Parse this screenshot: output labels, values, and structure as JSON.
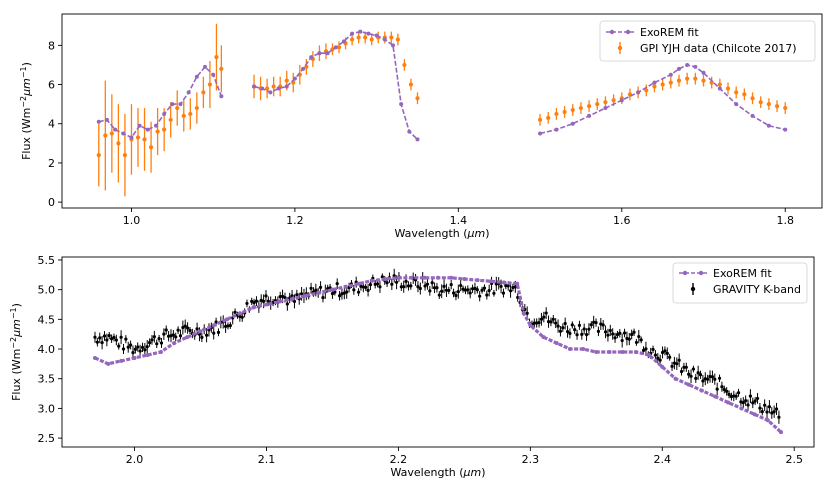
{
  "colors": {
    "model": "#9467bd",
    "gpi": "#ff7f0e",
    "gravity": "#000000"
  },
  "chart_data": [
    {
      "type": "line",
      "name": "gpi-panel",
      "xlabel_prefix": "Wavelength (",
      "xlabel_unit": "μm",
      "xlabel_suffix": ")",
      "ylabel_prefix": "Flux (Wm",
      "ylabel_exp1": "−2",
      "ylabel_mid": "μm",
      "ylabel_exp2": "−1",
      "ylabel_suffix": ")",
      "xlim": [
        0.915,
        1.845
      ],
      "ylim": [
        -0.3,
        9.6
      ],
      "xticks": [
        1.0,
        1.2,
        1.4,
        1.6,
        1.8
      ],
      "xtick_labels": [
        "1.0",
        "1.2",
        "1.4",
        "1.6",
        "1.8"
      ],
      "yticks": [
        0,
        2,
        4,
        6,
        8
      ],
      "ytick_labels": [
        "0",
        "2",
        "4",
        "6",
        "8"
      ],
      "legend": [
        "ExoREM fit",
        "GPI YJH data (Chilcote 2017)"
      ],
      "legend_position": "upper-right",
      "series": [
        {
          "name": "ExoREM fit",
          "style": "dashed-line-with-dots",
          "segments": [
            {
              "x": [
                0.96,
                0.97,
                0.98,
                0.99,
                1.0,
                1.01,
                1.02,
                1.03,
                1.04,
                1.05,
                1.06,
                1.07,
                1.08,
                1.09,
                1.1,
                1.11
              ],
              "y": [
                4.1,
                4.2,
                3.7,
                3.5,
                3.3,
                3.9,
                3.7,
                3.9,
                4.5,
                5.0,
                5.0,
                5.6,
                6.4,
                6.9,
                6.5,
                5.4
              ]
            },
            {
              "x": [
                1.15,
                1.16,
                1.17,
                1.18,
                1.19,
                1.2,
                1.21,
                1.22,
                1.23,
                1.24,
                1.25,
                1.26,
                1.27,
                1.28,
                1.29,
                1.3,
                1.31,
                1.32,
                1.33,
                1.34,
                1.35
              ],
              "y": [
                5.9,
                5.8,
                5.6,
                5.8,
                5.9,
                6.3,
                6.8,
                7.4,
                7.6,
                7.6,
                7.9,
                8.2,
                8.6,
                8.7,
                8.6,
                8.5,
                8.3,
                8.0,
                5.0,
                3.6,
                3.2
              ]
            },
            {
              "x": [
                1.5,
                1.52,
                1.54,
                1.56,
                1.58,
                1.6,
                1.62,
                1.64,
                1.66,
                1.67,
                1.68,
                1.69,
                1.7,
                1.72,
                1.74,
                1.76,
                1.78,
                1.8
              ],
              "y": [
                3.5,
                3.7,
                4.0,
                4.4,
                4.8,
                5.2,
                5.6,
                6.1,
                6.5,
                6.8,
                7.0,
                6.9,
                6.6,
                5.8,
                5.0,
                4.4,
                3.9,
                3.7
              ]
            }
          ]
        },
        {
          "name": "GPI YJH data (Chilcote 2017)",
          "style": "points-with-errorbars",
          "segments": [
            {
              "x": [
                0.96,
                0.968,
                0.976,
                0.984,
                0.992,
                1.0,
                1.008,
                1.016,
                1.024,
                1.032,
                1.04,
                1.048,
                1.056,
                1.064,
                1.072,
                1.08,
                1.088,
                1.096,
                1.104,
                1.11
              ],
              "y": [
                2.4,
                3.4,
                3.5,
                3.0,
                2.4,
                3.2,
                3.3,
                3.2,
                2.8,
                3.6,
                3.7,
                4.2,
                4.8,
                4.4,
                4.5,
                4.8,
                5.6,
                6.0,
                7.4,
                6.8
              ],
              "err": [
                1.6,
                2.8,
                2.0,
                2.0,
                2.1,
                1.8,
                1.5,
                1.6,
                1.3,
                1.2,
                1.1,
                0.9,
                0.9,
                0.8,
                0.8,
                0.8,
                0.8,
                1.2,
                1.7,
                1.2
              ]
            },
            {
              "x": [
                1.15,
                1.158,
                1.166,
                1.174,
                1.182,
                1.19,
                1.198,
                1.206,
                1.214,
                1.222,
                1.23,
                1.238,
                1.246,
                1.254,
                1.262,
                1.27,
                1.278,
                1.286,
                1.294,
                1.302,
                1.31,
                1.318,
                1.326,
                1.334,
                1.342,
                1.35
              ],
              "y": [
                5.9,
                5.8,
                5.8,
                5.9,
                5.9,
                6.2,
                6.1,
                6.5,
                6.9,
                7.3,
                7.6,
                7.7,
                7.8,
                7.9,
                8.1,
                8.3,
                8.4,
                8.4,
                8.3,
                8.4,
                8.4,
                8.4,
                8.3,
                7.0,
                6.0,
                5.3
              ],
              "err": [
                0.6,
                0.6,
                0.5,
                0.5,
                0.5,
                0.5,
                0.5,
                0.5,
                0.4,
                0.4,
                0.4,
                0.4,
                0.3,
                0.3,
                0.3,
                0.3,
                0.3,
                0.3,
                0.3,
                0.3,
                0.3,
                0.3,
                0.3,
                0.3,
                0.3,
                0.3
              ]
            },
            {
              "x": [
                1.5,
                1.51,
                1.52,
                1.53,
                1.54,
                1.55,
                1.56,
                1.57,
                1.58,
                1.59,
                1.6,
                1.61,
                1.62,
                1.63,
                1.64,
                1.65,
                1.66,
                1.67,
                1.68,
                1.69,
                1.7,
                1.71,
                1.72,
                1.73,
                1.74,
                1.75,
                1.76,
                1.77,
                1.78,
                1.79,
                1.8
              ],
              "y": [
                4.2,
                4.3,
                4.5,
                4.6,
                4.7,
                4.8,
                4.9,
                5.0,
                5.1,
                5.2,
                5.3,
                5.5,
                5.6,
                5.7,
                5.9,
                6.0,
                6.1,
                6.2,
                6.3,
                6.3,
                6.2,
                6.1,
                6.0,
                5.8,
                5.6,
                5.5,
                5.3,
                5.1,
                5.0,
                4.9,
                4.8
              ],
              "err": [
                0.3,
                0.3,
                0.3,
                0.3,
                0.3,
                0.3,
                0.3,
                0.3,
                0.3,
                0.3,
                0.3,
                0.3,
                0.3,
                0.3,
                0.3,
                0.3,
                0.3,
                0.3,
                0.3,
                0.3,
                0.3,
                0.3,
                0.3,
                0.3,
                0.3,
                0.3,
                0.3,
                0.3,
                0.3,
                0.3,
                0.3
              ]
            }
          ]
        }
      ]
    },
    {
      "type": "line",
      "name": "gravity-panel",
      "xlabel_prefix": "Wavelength (",
      "xlabel_unit": "μm",
      "xlabel_suffix": ")",
      "ylabel_prefix": "Flux (Wm",
      "ylabel_exp1": "−2",
      "ylabel_mid": "μm",
      "ylabel_exp2": "−1",
      "ylabel_suffix": ")",
      "xlim": [
        1.945,
        2.515
      ],
      "ylim": [
        2.35,
        5.55
      ],
      "xticks": [
        2.0,
        2.1,
        2.2,
        2.3,
        2.4,
        2.5
      ],
      "xtick_labels": [
        "2.0",
        "2.1",
        "2.2",
        "2.3",
        "2.4",
        "2.5"
      ],
      "yticks": [
        2.5,
        3.0,
        3.5,
        4.0,
        4.5,
        5.0,
        5.5
      ],
      "ytick_labels": [
        "2.5",
        "3.0",
        "3.5",
        "4.0",
        "4.5",
        "5.0",
        "5.5"
      ],
      "legend": [
        "ExoREM fit",
        "GRAVITY K-band"
      ],
      "legend_position": "upper-right",
      "series": [
        {
          "name": "ExoREM fit",
          "style": "dense-dashed-line",
          "x": [
            1.97,
            1.98,
            1.99,
            2.0,
            2.01,
            2.02,
            2.03,
            2.04,
            2.05,
            2.06,
            2.07,
            2.08,
            2.09,
            2.1,
            2.11,
            2.12,
            2.13,
            2.14,
            2.15,
            2.16,
            2.17,
            2.18,
            2.19,
            2.2,
            2.21,
            2.22,
            2.23,
            2.24,
            2.25,
            2.26,
            2.27,
            2.28,
            2.29,
            2.295,
            2.3,
            2.31,
            2.32,
            2.33,
            2.34,
            2.35,
            2.36,
            2.37,
            2.38,
            2.39,
            2.4,
            2.41,
            2.42,
            2.43,
            2.44,
            2.45,
            2.46,
            2.47,
            2.48,
            2.49
          ],
          "y": [
            3.85,
            3.75,
            3.8,
            3.85,
            3.9,
            3.95,
            4.1,
            4.2,
            4.3,
            4.4,
            4.5,
            4.6,
            4.7,
            4.75,
            4.8,
            4.85,
            4.9,
            4.95,
            5.0,
            5.05,
            5.1,
            5.15,
            5.18,
            5.2,
            5.2,
            5.2,
            5.2,
            5.2,
            5.18,
            5.16,
            5.14,
            5.12,
            5.1,
            4.6,
            4.4,
            4.2,
            4.1,
            4.0,
            4.0,
            3.95,
            3.95,
            3.95,
            3.95,
            3.9,
            3.7,
            3.5,
            3.4,
            3.3,
            3.2,
            3.1,
            3.0,
            2.9,
            2.8,
            2.6
          ]
        },
        {
          "name": "GRAVITY K-band",
          "style": "points-with-errorbars",
          "base_x": [
            1.97,
            1.98,
            1.99,
            2.0,
            2.01,
            2.02,
            2.03,
            2.04,
            2.05,
            2.06,
            2.07,
            2.08,
            2.09,
            2.1,
            2.11,
            2.12,
            2.13,
            2.14,
            2.15,
            2.16,
            2.17,
            2.18,
            2.19,
            2.2,
            2.21,
            2.22,
            2.23,
            2.24,
            2.25,
            2.26,
            2.27,
            2.28,
            2.29,
            2.295,
            2.3,
            2.31,
            2.32,
            2.33,
            2.34,
            2.35,
            2.36,
            2.37,
            2.38,
            2.39,
            2.4,
            2.41,
            2.42,
            2.43,
            2.44,
            2.45,
            2.46,
            2.47,
            2.48,
            2.49
          ],
          "base_y": [
            4.2,
            4.2,
            4.1,
            4.0,
            4.1,
            4.2,
            4.25,
            4.3,
            4.3,
            4.35,
            4.45,
            4.6,
            4.8,
            4.85,
            4.9,
            4.8,
            4.9,
            4.95,
            5.0,
            5.0,
            5.05,
            5.1,
            5.15,
            5.15,
            5.1,
            5.1,
            5.0,
            5.0,
            5.0,
            5.0,
            5.0,
            5.05,
            5.0,
            4.7,
            4.5,
            4.55,
            4.4,
            4.35,
            4.35,
            4.35,
            4.3,
            4.25,
            4.2,
            4.0,
            3.9,
            3.75,
            3.6,
            3.5,
            3.45,
            3.3,
            3.2,
            3.1,
            3.0,
            2.85
          ],
          "spacing": 0.0018,
          "error": 0.08
        }
      ]
    }
  ]
}
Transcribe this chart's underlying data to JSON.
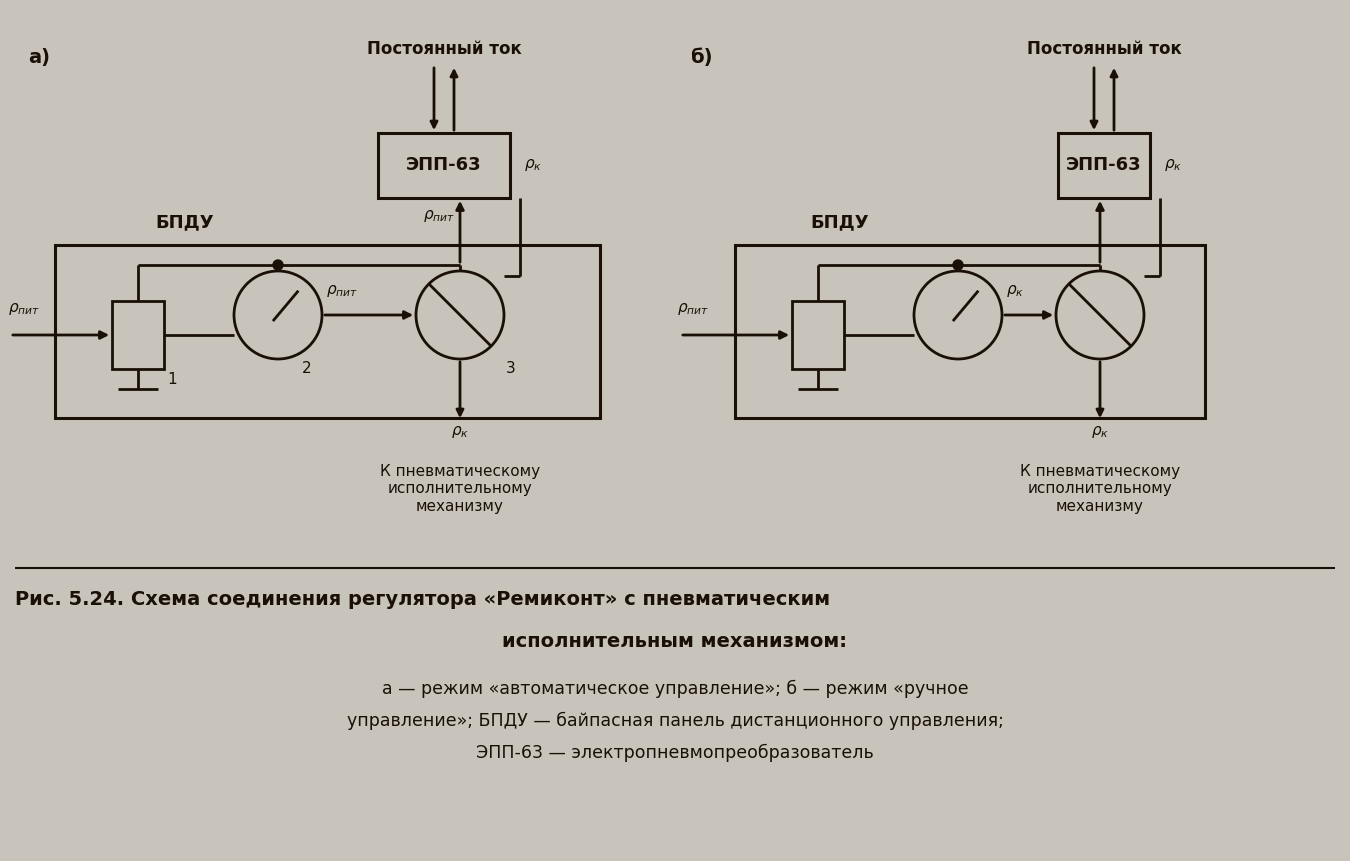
{
  "bg_color": "#c8c4bc",
  "line_color": "#1a1008",
  "text_color": "#1a1008",
  "title_line1": "Рис. 5.24. Схема соединения регулятора «Ремиконт» с пневматическим",
  "title_line2": "исполнительным механизмом:",
  "caption_line1": "а — режим «автоматическое управление»; б — режим «ручное",
  "caption_line2": "управление»; БПДУ — байпасная панель дистанционного управления;",
  "caption_line3": "ЭПП-63 — электропневмопреобразователь",
  "label_a": "а)",
  "label_b": "б)",
  "label_bpdu": "БПДУ",
  "label_epp": "ЭПП-63",
  "label_const_current": "Постоянный ток",
  "label_to_mech": "К пневматическому\nисполнительному\nмеханизму",
  "num1": "1",
  "num2": "2",
  "num3": "3"
}
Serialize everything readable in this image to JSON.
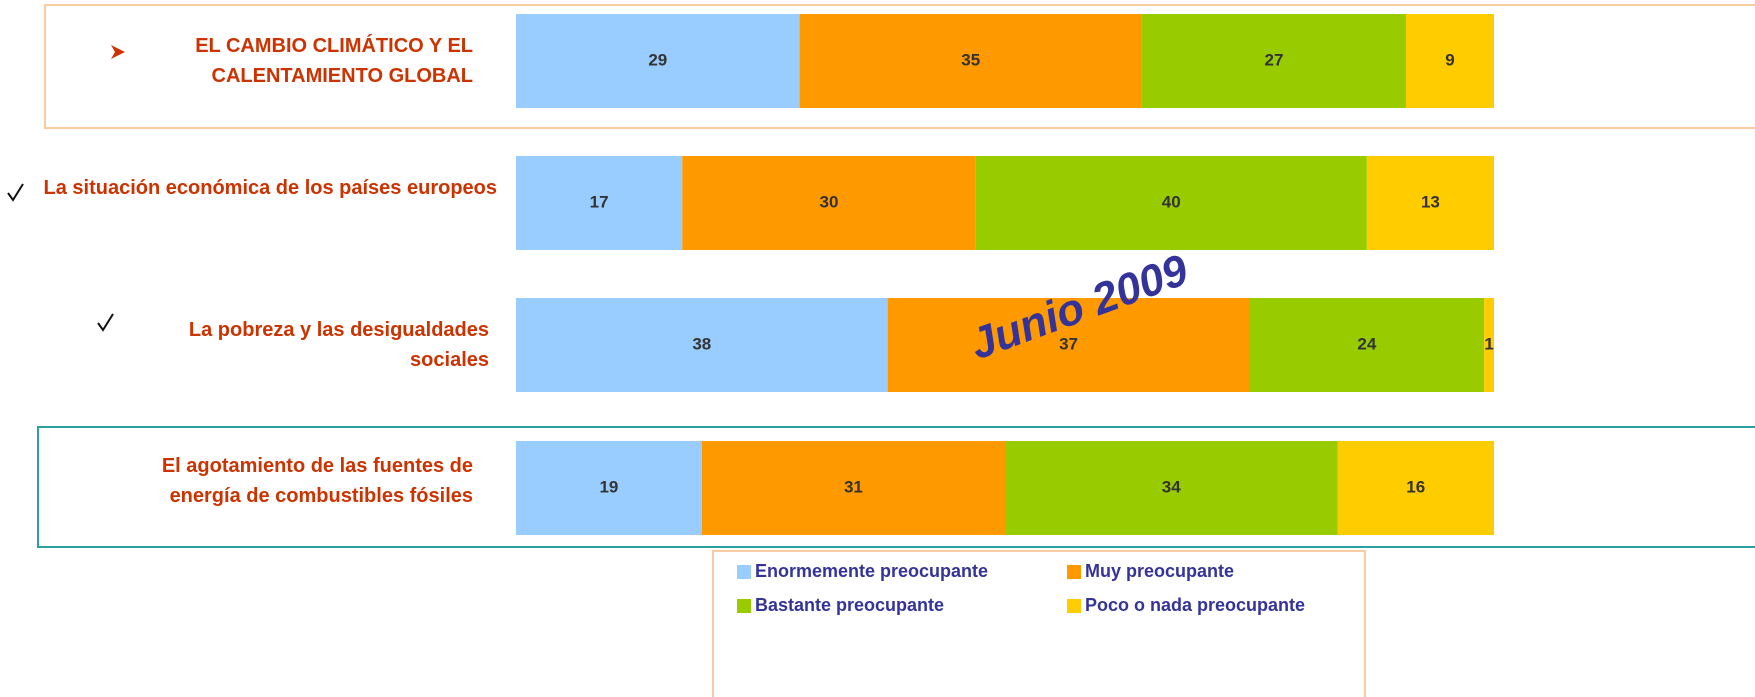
{
  "chart_data": {
    "type": "stacked_bar_horizontal",
    "categories": [
      "EL CAMBIO CLIMÁTICO Y EL CALENTAMIENTO GLOBAL",
      "La situación económica de los países europeos",
      "La pobreza y las desigualdades sociales",
      "El agotamiento de las fuentes de energía de combustibles fósiles"
    ],
    "series": [
      {
        "name": "Enormemente preocupante",
        "color": "#99ccff",
        "values": [
          29,
          17,
          38,
          19
        ]
      },
      {
        "name": "Muy preocupante",
        "color": "#ff9900",
        "values": [
          35,
          30,
          37,
          31
        ]
      },
      {
        "name": "Bastante preocupante",
        "color": "#99cc00",
        "values": [
          27,
          40,
          24,
          34
        ]
      },
      {
        "name": "Poco o nada preocupante",
        "color": "#ffcc00",
        "values": [
          9,
          13,
          1,
          16
        ]
      }
    ],
    "xlim": [
      0,
      100
    ],
    "annotation": "Junio 2009"
  }
}
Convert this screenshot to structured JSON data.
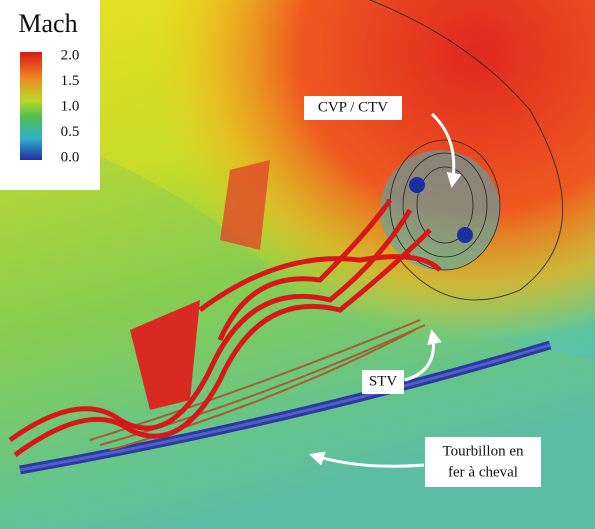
{
  "colorbar": {
    "title": "Mach",
    "ticks": [
      "2.0",
      "1.5",
      "1.0",
      "0.5",
      "0.0"
    ]
  },
  "annotations": {
    "cvp": "CVP / CTV",
    "stv": "STV",
    "horseshoe": [
      "Tourbillon en",
      "fer à cheval"
    ]
  }
}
•••
§ **Your task**
Where a line holds "screenshot", copy it out.

§ **The response**
Parse this screenshot: output labels, values, and structure as JSON.
Convert this screenshot to structured JSON data.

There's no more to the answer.